Task details » Copy out every line of the records, substituting "legend-marker" for each occurrence of "legend-swatch" and changing nothing else. Leave the pictures out of your answer.
— START OF Recorded information —
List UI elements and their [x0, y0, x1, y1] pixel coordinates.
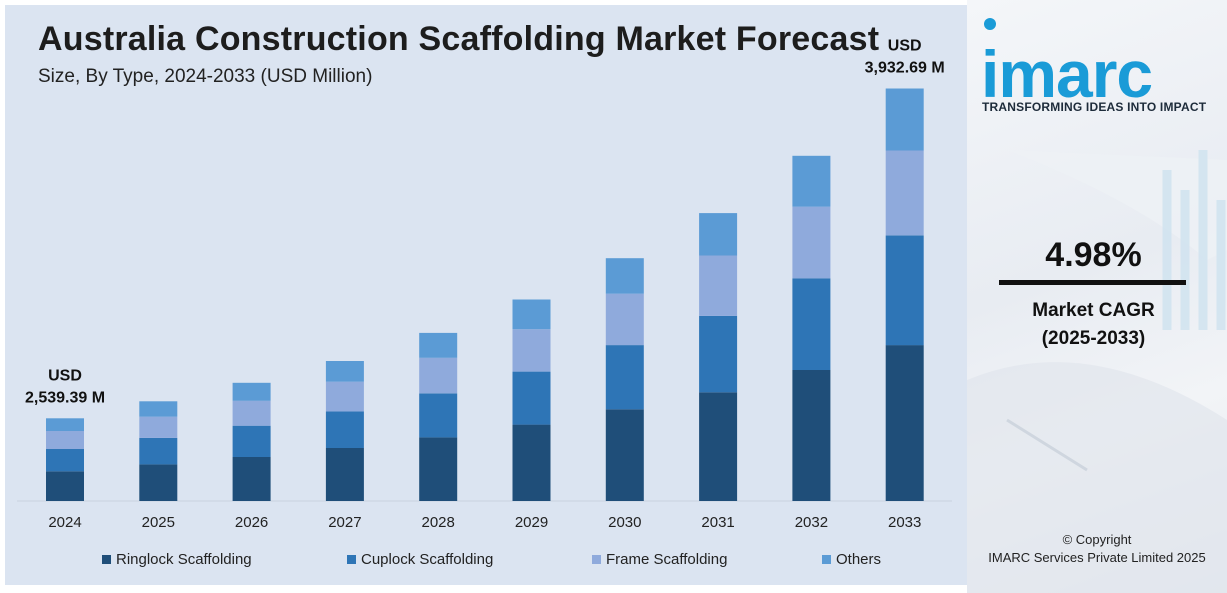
- legend-swatch: [822, 555, 831, 564]
- bar-segment-2033-others: [885, 88, 924, 151]
- stacked-bar-chart: 2024 2025 2026 2027 2028 2029 2030 2031 2032 2033…: [17, 38, 952, 531]
- legend-swatch: [347, 555, 356, 564]
- bar-segment-2028-others: [419, 332, 458, 358]
- bar-segment-2024-frame-scaffolding: [46, 431, 84, 449]
- legend-label: Ringlock Scaffolding: [116, 551, 252, 568]
- logo-dot: [984, 18, 996, 30]
- bar-segment-2024-ringlock-scaffolding: [46, 471, 84, 501]
- bar-segment-2029-frame-scaffolding: [512, 329, 551, 372]
- legend-label: Frame Scaffolding: [606, 551, 728, 568]
- bar-segment-2033-cuplock-scaffolding: [885, 235, 924, 346]
- bar-segment-2026-frame-scaffolding: [232, 400, 271, 426]
- bar-segment-2025-others: [139, 401, 178, 417]
- bar-segment-2026-ringlock-scaffolding: [232, 457, 271, 501]
- legend-swatch: [592, 555, 601, 564]
- bar-segment-2027-cuplock-scaffolding: [325, 411, 364, 448]
- annotations-group: USD 2,539.39 M USD 3,932.69 M: [25, 38, 945, 407]
- x-tick-label-2029: 2029: [515, 514, 548, 531]
- bar-segment-2032-cuplock-scaffolding: [792, 278, 831, 370]
- x-tick-label-2027: 2027: [328, 514, 361, 531]
- bar-segment-2024-others: [46, 418, 84, 431]
- bar-segment-2026-others: [232, 382, 271, 401]
- value-annotation-2024-line1: USD: [48, 367, 82, 384]
- bar-segment-2027-frame-scaffolding: [325, 381, 364, 412]
- legend-label: Cuplock Scaffolding: [361, 551, 494, 568]
- bar-segment-2029-others: [512, 299, 551, 330]
- bars-group: [46, 88, 924, 501]
- bar-segment-2029-ringlock-scaffolding: [512, 424, 551, 501]
- side-panel: [967, 0, 1227, 593]
- x-tick-label-2031: 2031: [701, 514, 734, 531]
- bar-segment-2029-cuplock-scaffolding: [512, 371, 551, 425]
- bar-segment-2025-frame-scaffolding: [139, 416, 178, 438]
- logo-tagline: TRANSFORMING IDEAS INTO IMPACT: [982, 100, 1207, 114]
- value-annotation-2033-line1: USD: [888, 38, 922, 55]
- bar-segment-2033-ringlock-scaffolding: [885, 345, 924, 501]
- copyright: © Copyright IMARC Services Private Limit…: [967, 531, 1227, 567]
- value-annotation-2024-line2: 2,539.39 M: [25, 389, 105, 406]
- x-tick-label-2033: 2033: [888, 514, 921, 531]
- bar-segment-2033-frame-scaffolding: [885, 150, 924, 236]
- bar-segment-2030-others: [605, 258, 644, 294]
- legend-item-cuplock-scaffolding: Cuplock Scaffolding: [347, 551, 493, 568]
- bar-segment-2031-frame-scaffolding: [699, 255, 738, 316]
- x-tick-label-2028: 2028: [422, 514, 455, 531]
- bar-segment-2032-others: [792, 155, 831, 207]
- bar-segment-2025-ringlock-scaffolding: [139, 464, 178, 501]
- chart-subtitle: Size, By Type, 2024-2033 (USD Million): [38, 66, 373, 87]
- bar-segment-2028-ringlock-scaffolding: [419, 437, 458, 501]
- x-tick-label-2032: 2032: [795, 514, 828, 531]
- x-tick-labels: 2024 2025 2026 2027 2028 2029 2030 2031 2032 2033: [48, 514, 921, 531]
- x-tick-label-2024: 2024: [48, 514, 81, 531]
- bar-segment-2028-frame-scaffolding: [419, 357, 458, 394]
- x-tick-label-2025: 2025: [142, 514, 175, 531]
- bar-segment-2024-cuplock-scaffolding: [46, 449, 84, 472]
- bar-segment-2027-ringlock-scaffolding: [325, 448, 364, 501]
- bar-segment-2028-cuplock-scaffolding: [419, 393, 458, 438]
- imarc-logo: imarc: [981, 37, 1153, 111]
- legend-item-frame-scaffolding: Frame Scaffolding: [592, 551, 727, 568]
- bar-segment-2031-cuplock-scaffolding: [699, 315, 738, 393]
- legend-item-others: Others: [822, 551, 881, 568]
- copyright-line-2: IMARC Services Private Limited 2025: [988, 550, 1206, 565]
- legend-item-ringlock-scaffolding: Ringlock Scaffolding: [102, 551, 252, 568]
- bar-segment-2030-ringlock-scaffolding: [605, 409, 644, 501]
- bar-segment-2027-others: [325, 361, 364, 382]
- bar-segment-2032-frame-scaffolding: [792, 206, 831, 279]
- cagr-period: (2025-2033): [1041, 328, 1146, 349]
- cagr-divider: [999, 280, 1186, 285]
- bar-segment-2030-frame-scaffolding: [605, 293, 644, 346]
- background-graphic: [967, 150, 1227, 593]
- bar-segment-2030-cuplock-scaffolding: [605, 345, 644, 410]
- value-annotation-2033-line2: 3,932.69 M: [865, 60, 945, 77]
- bar-segment-2031-ringlock-scaffolding: [699, 392, 738, 501]
- legend: Ringlock Scaffolding Cuplock Scaffolding F…: [0, 551, 967, 571]
- bar-segment-2031-others: [699, 213, 738, 256]
- copyright-line-1: © Copyright: [1062, 532, 1132, 547]
- legend-label: Others: [836, 551, 882, 568]
- x-tick-label-2026: 2026: [235, 514, 268, 531]
- bar-segment-2026-cuplock-scaffolding: [232, 425, 271, 457]
- chart-title: Australia Construction Scaffolding Marke…: [38, 20, 880, 58]
- x-tick-label-2030: 2030: [608, 514, 641, 531]
- bar-segment-2032-ringlock-scaffolding: [792, 370, 831, 501]
- bar-segment-2025-cuplock-scaffolding: [139, 437, 178, 465]
- legend-swatch: [102, 555, 111, 564]
- cagr-value: 4.98%: [1045, 236, 1142, 274]
- cagr-label: Market CAGR: [1032, 300, 1155, 321]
— END OF Recorded information —
Answer for the task »
List UI elements and their [x0, y0, x1, y1] pixel coordinates.
- legend-marker: [822, 555, 831, 564]
- bar-segment-2033-others: [885, 88, 924, 151]
- stacked-bar-chart: 2024 2025 2026 2027 2028 2029 2030 2031 2032 2033…: [17, 38, 952, 531]
- legend-marker: [347, 555, 356, 564]
- bar-segment-2028-others: [419, 332, 458, 358]
- bar-segment-2024-frame-scaffolding: [46, 431, 84, 449]
- legend-label: Ringlock Scaffolding: [116, 551, 252, 568]
- logo-dot: [984, 18, 996, 30]
- bar-segment-2024-ringlock-scaffolding: [46, 471, 84, 501]
- bar-segment-2029-frame-scaffolding: [512, 329, 551, 372]
- legend-label: Frame Scaffolding: [606, 551, 728, 568]
- bar-segment-2033-cuplock-scaffolding: [885, 235, 924, 346]
- bar-segment-2026-frame-scaffolding: [232, 400, 271, 426]
- bar-segment-2025-others: [139, 401, 178, 417]
- bar-segment-2026-ringlock-scaffolding: [232, 457, 271, 501]
- legend-marker: [592, 555, 601, 564]
- bar-segment-2027-cuplock-scaffolding: [325, 411, 364, 448]
- annotations-group: USD 2,539.39 M USD 3,932.69 M: [25, 38, 945, 407]
- x-tick-label-2029: 2029: [515, 514, 548, 531]
- bar-segment-2032-cuplock-scaffolding: [792, 278, 831, 370]
- x-tick-label-2027: 2027: [328, 514, 361, 531]
- bar-segment-2024-others: [46, 418, 84, 431]
- bar-segment-2026-others: [232, 382, 271, 401]
- value-annotation-2024-line1: USD: [48, 367, 82, 384]
- bar-segment-2027-frame-scaffolding: [325, 381, 364, 412]
- legend-label: Cuplock Scaffolding: [361, 551, 494, 568]
- bar-segment-2029-others: [512, 299, 551, 330]
- bars-group: [46, 88, 924, 501]
- bar-segment-2029-ringlock-scaffolding: [512, 424, 551, 501]
- side-panel: [967, 0, 1227, 593]
- x-tick-label-2031: 2031: [701, 514, 734, 531]
- bar-segment-2029-cuplock-scaffolding: [512, 371, 551, 425]
- bar-segment-2025-frame-scaffolding: [139, 416, 178, 438]
- logo-tagline: TRANSFORMING IDEAS INTO IMPACT: [982, 100, 1207, 114]
- value-annotation-2033-line1: USD: [888, 38, 922, 55]
- bar-segment-2033-ringlock-scaffolding: [885, 345, 924, 501]
- copyright: © Copyright IMARC Services Private Limit…: [967, 531, 1227, 567]
- value-annotation-2024-line2: 2,539.39 M: [25, 389, 105, 406]
- x-tick-label-2033: 2033: [888, 514, 921, 531]
- bar-segment-2033-frame-scaffolding: [885, 150, 924, 236]
- bar-segment-2030-others: [605, 258, 644, 294]
- legend-item-cuplock-scaffolding: Cuplock Scaffolding: [347, 551, 493, 568]
- bar-segment-2031-frame-scaffolding: [699, 255, 738, 316]
- x-tick-label-2028: 2028: [422, 514, 455, 531]
- bar-segment-2032-others: [792, 155, 831, 207]
- bar-segment-2025-ringlock-scaffolding: [139, 464, 178, 501]
- chart-subtitle: Size, By Type, 2024-2033 (USD Million): [38, 66, 373, 87]
- bar-segment-2028-ringlock-scaffolding: [419, 437, 458, 501]
- x-tick-label-2032: 2032: [795, 514, 828, 531]
- x-tick-labels: 2024 2025 2026 2027 2028 2029 2030 2031 2032 2033: [48, 514, 921, 531]
- x-tick-label-2024: 2024: [48, 514, 81, 531]
- bar-segment-2028-frame-scaffolding: [419, 357, 458, 394]
- x-tick-label-2025: 2025: [142, 514, 175, 531]
- bar-segment-2024-cuplock-scaffolding: [46, 449, 84, 472]
- bar-segment-2027-ringlock-scaffolding: [325, 448, 364, 501]
- bar-segment-2028-cuplock-scaffolding: [419, 393, 458, 438]
- imarc-logo: imarc: [981, 37, 1153, 111]
- legend-item-frame-scaffolding: Frame Scaffolding: [592, 551, 727, 568]
- bar-segment-2031-cuplock-scaffolding: [699, 315, 738, 393]
- legend-item-others: Others: [822, 551, 881, 568]
- copyright-line-2: IMARC Services Private Limited 2025: [988, 550, 1206, 565]
- legend-item-ringlock-scaffolding: Ringlock Scaffolding: [102, 551, 252, 568]
- bar-segment-2030-ringlock-scaffolding: [605, 409, 644, 501]
- bar-segment-2027-others: [325, 361, 364, 382]
- bar-segment-2032-frame-scaffolding: [792, 206, 831, 279]
- cagr-period: (2025-2033): [1041, 328, 1146, 349]
- cagr-divider: [999, 280, 1186, 285]
- bar-segment-2030-frame-scaffolding: [605, 293, 644, 346]
- background-graphic: [967, 150, 1227, 593]
- bar-segment-2030-cuplock-scaffolding: [605, 345, 644, 410]
- value-annotation-2033-line2: 3,932.69 M: [865, 60, 945, 77]
- bar-segment-2031-ringlock-scaffolding: [699, 392, 738, 501]
- legend: Ringlock Scaffolding Cuplock Scaffolding F…: [0, 551, 967, 571]
- bar-segment-2031-others: [699, 213, 738, 256]
- copyright-line-1: © Copyright: [1062, 532, 1132, 547]
- legend-label: Others: [836, 551, 882, 568]
- x-tick-label-2026: 2026: [235, 514, 268, 531]
- bar-segment-2026-cuplock-scaffolding: [232, 425, 271, 457]
- chart-title: Australia Construction Scaffolding Marke…: [38, 20, 880, 58]
- x-tick-label-2030: 2030: [608, 514, 641, 531]
- bar-segment-2032-ringlock-scaffolding: [792, 370, 831, 501]
- bar-segment-2025-cuplock-scaffolding: [139, 437, 178, 465]
- legend-marker: [102, 555, 111, 564]
- cagr-value: 4.98%: [1045, 236, 1142, 274]
- cagr-label: Market CAGR: [1032, 300, 1155, 321]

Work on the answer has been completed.